» Exercise directions
Identify all lines below that hold "根据钢联统计" and collect them.

» Given records
· · · · · · ·
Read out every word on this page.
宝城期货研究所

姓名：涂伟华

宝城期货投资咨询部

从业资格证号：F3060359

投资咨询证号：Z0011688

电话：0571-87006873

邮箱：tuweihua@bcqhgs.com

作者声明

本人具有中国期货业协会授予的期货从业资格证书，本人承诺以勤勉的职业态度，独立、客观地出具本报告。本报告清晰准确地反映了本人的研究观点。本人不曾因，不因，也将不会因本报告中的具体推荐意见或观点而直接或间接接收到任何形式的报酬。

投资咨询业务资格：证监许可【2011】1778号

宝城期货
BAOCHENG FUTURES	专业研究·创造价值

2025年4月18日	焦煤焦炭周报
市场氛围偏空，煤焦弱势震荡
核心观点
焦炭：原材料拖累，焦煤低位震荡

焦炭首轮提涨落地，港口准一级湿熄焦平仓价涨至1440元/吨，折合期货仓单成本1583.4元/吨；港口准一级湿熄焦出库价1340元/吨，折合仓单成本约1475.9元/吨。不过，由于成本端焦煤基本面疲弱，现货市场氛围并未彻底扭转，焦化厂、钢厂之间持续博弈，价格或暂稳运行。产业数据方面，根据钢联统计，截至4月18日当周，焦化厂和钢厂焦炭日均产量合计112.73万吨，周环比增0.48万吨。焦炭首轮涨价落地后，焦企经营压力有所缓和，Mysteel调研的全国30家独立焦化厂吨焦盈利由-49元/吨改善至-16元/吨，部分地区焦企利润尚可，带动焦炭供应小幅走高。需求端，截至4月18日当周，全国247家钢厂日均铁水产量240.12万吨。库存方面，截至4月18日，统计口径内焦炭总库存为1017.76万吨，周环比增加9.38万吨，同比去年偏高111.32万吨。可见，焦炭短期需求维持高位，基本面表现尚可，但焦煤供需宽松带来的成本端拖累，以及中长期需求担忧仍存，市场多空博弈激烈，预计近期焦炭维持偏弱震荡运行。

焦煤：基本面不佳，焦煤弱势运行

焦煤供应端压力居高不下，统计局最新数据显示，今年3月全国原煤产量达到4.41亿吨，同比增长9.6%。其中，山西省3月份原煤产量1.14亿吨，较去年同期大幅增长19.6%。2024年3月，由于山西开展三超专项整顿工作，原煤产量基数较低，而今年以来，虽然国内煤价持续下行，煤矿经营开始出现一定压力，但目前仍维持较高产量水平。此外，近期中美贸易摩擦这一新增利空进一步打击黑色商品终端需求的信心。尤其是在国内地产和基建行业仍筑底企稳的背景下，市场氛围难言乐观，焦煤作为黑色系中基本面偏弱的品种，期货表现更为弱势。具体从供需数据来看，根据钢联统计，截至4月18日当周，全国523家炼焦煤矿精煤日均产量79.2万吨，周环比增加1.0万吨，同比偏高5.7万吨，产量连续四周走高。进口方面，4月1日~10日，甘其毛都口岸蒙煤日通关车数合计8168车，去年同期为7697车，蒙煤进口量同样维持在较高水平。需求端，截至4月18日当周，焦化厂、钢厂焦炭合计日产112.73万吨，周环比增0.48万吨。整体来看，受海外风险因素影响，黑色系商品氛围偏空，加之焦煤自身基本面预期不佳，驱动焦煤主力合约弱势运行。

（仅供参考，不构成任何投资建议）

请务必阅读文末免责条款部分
· · · · · · ·
» Output for this exercise
焦炭首轮提涨落地，港口准一级湿熄焦平仓价涨至1440元/吨，折合期货仓单成本1583.4元/吨；港口准一级湿熄焦出库价1340元/吨，折合仓单成本约1475.9元/吨。不过，由于成本端焦煤基本面疲弱，现货市场氛围并未彻底扭转，焦化厂、钢厂之间持续博弈，价格或暂稳运行。产业数据方面，根据钢联统计，截至4月18日当周，焦化厂和钢厂焦炭日均产量合计112.73万吨，周环比增0.48万吨。焦炭首轮涨价落地后，焦企经营压力有所缓和，Mysteel调研的全国30家独立焦化厂吨焦盈利由-49元/吨改善至-16元/吨，部分地区焦企利润尚可，带动焦炭供应小幅走高。需求端，截至4月18日当周，全国247家钢厂日均铁水产量240.12万吨。库存方面，截至4月18日，统计口径内焦炭总库存为1017.76万吨，周环比增加9.38万吨，同比去年偏高111.32万吨。可见，焦炭短期需求维持高位，基本面表现尚可，但焦煤供需宽松带来的成本端拖累，以及中长期需求担忧仍存，市场多空博弈激烈，预计近期焦炭维持偏弱震荡运行。
焦煤供应端压力居高不下，统计局最新数据显示，今年3月全国原煤产量达到4.41亿吨，同比增长9.6%。其中，山西省3月份原煤产量1.14亿吨，较去年同期大幅增长19.6%。2024年3月，由于山西开展三超专项整顿工作，原煤产量基数较低，而今年以来，虽然国内煤价持续下行，煤矿经营开始出现一定压力，但目前仍维持较高产量水平。此外，近期中美贸易摩擦这一新增利空进一步打击黑色商品终端需求的信心。尤其是在国内地产和基建行业仍筑底企稳的背景下，市场氛围难言乐观，焦煤作为黑色系中基本面偏弱的品种，期货表现更为弱势。具体从供需数据来看，根据钢联统计，截至4月18日当周，全国523家炼焦煤矿精煤日均产量79.2万吨，周环比增加1.0万吨，同比偏高5.7万吨，产量连续四周走高。进口方面，4月1日~10日，甘其毛都口岸蒙煤日通关车数合计8168车，去年同期为7697车，蒙煤进口量同样维持在较高水平。需求端，截至4月18日当周，焦化厂、钢厂焦炭合计日产112.73万吨，周环比增0.48万吨。整体来看，受海外风险因素影响，黑色系商品氛围偏空，加之焦煤自身基本面预期不佳，驱动焦煤主力合约弱势运行。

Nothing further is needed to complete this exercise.